_Given exercise_
Please copy all the lines that follow, word for word.

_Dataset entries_
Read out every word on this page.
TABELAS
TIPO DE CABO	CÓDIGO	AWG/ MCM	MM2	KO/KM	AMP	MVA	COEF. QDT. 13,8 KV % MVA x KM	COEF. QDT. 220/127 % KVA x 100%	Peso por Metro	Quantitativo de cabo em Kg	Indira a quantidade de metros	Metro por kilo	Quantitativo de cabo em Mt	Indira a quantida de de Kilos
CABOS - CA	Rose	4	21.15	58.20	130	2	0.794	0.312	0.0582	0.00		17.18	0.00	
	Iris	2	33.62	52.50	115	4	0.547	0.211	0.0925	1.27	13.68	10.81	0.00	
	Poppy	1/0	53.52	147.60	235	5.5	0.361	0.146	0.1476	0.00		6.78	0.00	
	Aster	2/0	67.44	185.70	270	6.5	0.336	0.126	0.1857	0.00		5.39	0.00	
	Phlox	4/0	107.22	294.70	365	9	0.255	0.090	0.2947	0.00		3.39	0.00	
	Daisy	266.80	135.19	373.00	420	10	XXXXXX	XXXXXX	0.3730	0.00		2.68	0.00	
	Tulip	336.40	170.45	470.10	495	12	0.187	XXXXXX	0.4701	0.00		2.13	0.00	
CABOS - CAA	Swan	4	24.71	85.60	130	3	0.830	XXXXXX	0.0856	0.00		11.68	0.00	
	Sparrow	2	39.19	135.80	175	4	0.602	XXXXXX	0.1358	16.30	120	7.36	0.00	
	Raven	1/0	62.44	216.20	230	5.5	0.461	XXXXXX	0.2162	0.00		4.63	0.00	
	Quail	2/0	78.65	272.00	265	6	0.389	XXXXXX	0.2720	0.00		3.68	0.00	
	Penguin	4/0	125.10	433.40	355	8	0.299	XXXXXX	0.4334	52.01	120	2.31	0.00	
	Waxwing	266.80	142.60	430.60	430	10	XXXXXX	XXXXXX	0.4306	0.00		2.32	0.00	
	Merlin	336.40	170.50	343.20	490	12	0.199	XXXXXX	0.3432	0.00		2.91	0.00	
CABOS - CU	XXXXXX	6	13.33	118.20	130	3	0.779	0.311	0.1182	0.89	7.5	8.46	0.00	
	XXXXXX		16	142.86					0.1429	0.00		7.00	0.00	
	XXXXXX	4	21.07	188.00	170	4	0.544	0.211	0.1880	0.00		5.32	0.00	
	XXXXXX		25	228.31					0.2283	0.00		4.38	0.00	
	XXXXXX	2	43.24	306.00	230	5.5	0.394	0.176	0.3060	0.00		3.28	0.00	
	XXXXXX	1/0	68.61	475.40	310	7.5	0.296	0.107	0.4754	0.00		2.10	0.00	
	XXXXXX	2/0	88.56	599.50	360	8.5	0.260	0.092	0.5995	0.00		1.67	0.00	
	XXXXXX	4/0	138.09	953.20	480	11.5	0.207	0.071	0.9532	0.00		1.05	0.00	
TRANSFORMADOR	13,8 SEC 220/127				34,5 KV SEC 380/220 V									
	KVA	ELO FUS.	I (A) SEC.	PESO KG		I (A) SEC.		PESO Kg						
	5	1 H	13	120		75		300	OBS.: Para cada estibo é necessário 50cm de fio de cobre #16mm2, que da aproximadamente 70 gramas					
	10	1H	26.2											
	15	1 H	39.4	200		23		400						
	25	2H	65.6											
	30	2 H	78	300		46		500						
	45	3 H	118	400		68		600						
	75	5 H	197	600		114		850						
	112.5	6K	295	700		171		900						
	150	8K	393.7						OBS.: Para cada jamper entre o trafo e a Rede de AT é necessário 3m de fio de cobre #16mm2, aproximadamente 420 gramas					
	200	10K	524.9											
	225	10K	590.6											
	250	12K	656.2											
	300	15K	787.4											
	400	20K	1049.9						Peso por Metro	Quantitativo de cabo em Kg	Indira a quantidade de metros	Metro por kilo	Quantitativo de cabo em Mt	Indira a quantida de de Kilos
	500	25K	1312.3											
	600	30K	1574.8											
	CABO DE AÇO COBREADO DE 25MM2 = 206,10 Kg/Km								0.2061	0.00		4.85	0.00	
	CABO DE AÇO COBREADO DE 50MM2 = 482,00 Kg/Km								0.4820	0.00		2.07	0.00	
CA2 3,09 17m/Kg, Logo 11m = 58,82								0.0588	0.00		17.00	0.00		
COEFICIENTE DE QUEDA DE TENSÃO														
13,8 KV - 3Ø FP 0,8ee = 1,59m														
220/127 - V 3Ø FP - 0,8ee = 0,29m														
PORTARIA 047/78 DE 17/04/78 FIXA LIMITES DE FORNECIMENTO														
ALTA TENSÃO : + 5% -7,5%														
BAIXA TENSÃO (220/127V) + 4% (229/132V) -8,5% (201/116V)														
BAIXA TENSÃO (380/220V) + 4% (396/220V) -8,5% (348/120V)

_Answer to the exercise_
Read out every word on this page.
TABELAS
TIPO DE CABO	CÓDIGO	AWG/ MCM	MM2	KO/KM	AMP	MVA	COEF. QDT. 13,8 KV % MVA x KM	COEF. QDT. 220/127 % KVA x 100%	Peso por Metro	Quantitativo de cabo em Kg	Indira a quantidade de metros	Metro por kilo	Quantitativo de cabo em Mt	Indira a quantida de de Kilos
CABOS - CA	Rose	4	21.15	58.20	130	2	0.794	0.312	0.0582	0.00		17.18	0.00	
	Iris	2	33.62	52.50	115	4	0.547	0.211	0.0925	1.27	13.68	10.81	0.00	
	Poppy	1/0	53.52	147.60	235	5.5	0.361	0.146	0.1476	0.00		6.78	0.00	
	Aster	2/0	67.44	185.70	270	6.5	0.336	0.126	0.1857	0.00		5.39	0.00	
	Phlox	4/0	107.22	294.70	365	9	0.255	0.090	0.2947	0.00		3.39	0.00	
	Daisy	266.80	135.19	373.00	420	10	XXXXXX	XXXXXX	0.3730	0.00		2.68	0.00	
	Tulip	336.40	170.45	470.10	495	12	0.187	XXXXXX	0.4701	0.00		2.13	0.00	
CABOS - CAA	Swan	4	24.71	85.60	130	3	0.830	XXXXXX	0.0856	0.00		11.68	0.00	
	Sparrow	2	39.19	135.80	175	4	0.602	XXXXXX	0.1358	16.30	120	7.36	0.00	
	Raven	1/0	62.44	216.20	230	5.5	0.461	XXXXXX	0.2162	0.00		4.63	0.00	
	Quail	2/0	78.65	272.00	265	6	0.389	XXXXXX	0.2720	0.00		3.68	0.00	
	Penguin	4/0	125.10	433.40	355	8	0.299	XXXXXX	0.4334	52.01	120	2.31	0.00	
	Waxwing	266.80	142.60	430.60	430	10	XXXXXX	XXXXXX	0.4306	0.00		2.32	0.00	
	Merlin	336.40	170.50	343.20	490	12	0.199	XXXXXX	0.3432	0.00		2.91	0.00	
CABOS - CU	XXXXXX	6	13.33	118.20	130	3	0.779	0.311	0.1182	0.89	7.5	8.46	0.00	
	XXXXXX		16	142.86					0.1429	0.00		7.00	0.00	
	XXXXXX	4	21.07	188.00	170	4	0.544	0.211	0.1880	0.00		5.32	0.00	
	XXXXXX		25	228.31					0.2283	0.00		4.38	0.00	
	XXXXXX	2	43.24	306.00	230	5.5	0.394	0.176	0.3060	0.00		3.28	0.00	
	XXXXXX	1/0	68.61	475.40	310	7.5	0.296	0.107	0.4754	0.00		2.10	0.00	
	XXXXXX	2/0	88.56	599.50	360	8.5	0.260	0.092	0.5995	0.00		1.67	0.00	
	XXXXXX	4/0	138.09	953.20	480	11.5	0.207	0.071	0.9532	0.00		1.05	0.00	
TRANSFORMADOR	13,8 SEC 220/127				34,5 KV SEC 380/220 V									
	KVA	ELO FUS.	I (A) SEC.	PESO KG		I (A) SEC.		PESO Kg						
	5	1 H	13	120		75		300	OBS.: Para cada estibo é necessário 50cm de fio de cobre #16mm2, que da aproximadamente 70 gramas					
	10	1H	26.2											
	15	1 H	39.4	200		23		400						
	25	2H	65.6											
	30	2 H	78	300		46		500						
	45	3 H	118	400		68		600						
	75	5 H	197	600		114		850						
	112.5	6K	295	700		171		900						
	150	8K	393.7						OBS.: Para cada jamper entre o trafo e a Rede de AT é necessário 3m de fio de cobre #16mm2, aproximadamente 420 gramas					
	200	10K	524.9											
	225	10K	590.6											
	250	12K	656.2											
	300	15K	787.4											
	400	20K	1049.9						Peso por Metro	Quantitativo de cabo em Kg	Indira a quantidade de metros	Metro por kilo	Quantitativo de cabo em Mt	Indira a quantida de de Kilos
	500	25K	1312.3											
	600	30K	1574.8											
	CABO DE AÇO COBREADO DE 25MM2 = 206,10 Kg/Km								0.2061	0.00		4.85	0.00	
	CABO DE AÇO COBREADO DE 50MM2 = 482,00 Kg/Km								0.4820	0.00		2.07	0.00	
CA2 3,09 17m/Kg, Logo 11m = 58,82								0.0588	0.00		17.00	0.00		
COEFICIENTE DE QUEDA DE TENSÃO														
13,8 KV - 3Ø FP 0,8ee = 1,59m														
220/127 - V 3Ø FP - 0,8ee = 0,29m														
PORTARIA 047/78 DE 17/04/78 FIXA LIMITES DE FORNECIMENTO														
ALTA TENSÃO : + 5% -7,5%														
BAIXA TENSÃO (220/127V) + 4% (229/132V) -8,5% (201/116V)														
BAIXA TENSÃO (380/220V) + 4% (396/220V) -8,5% (348/120V)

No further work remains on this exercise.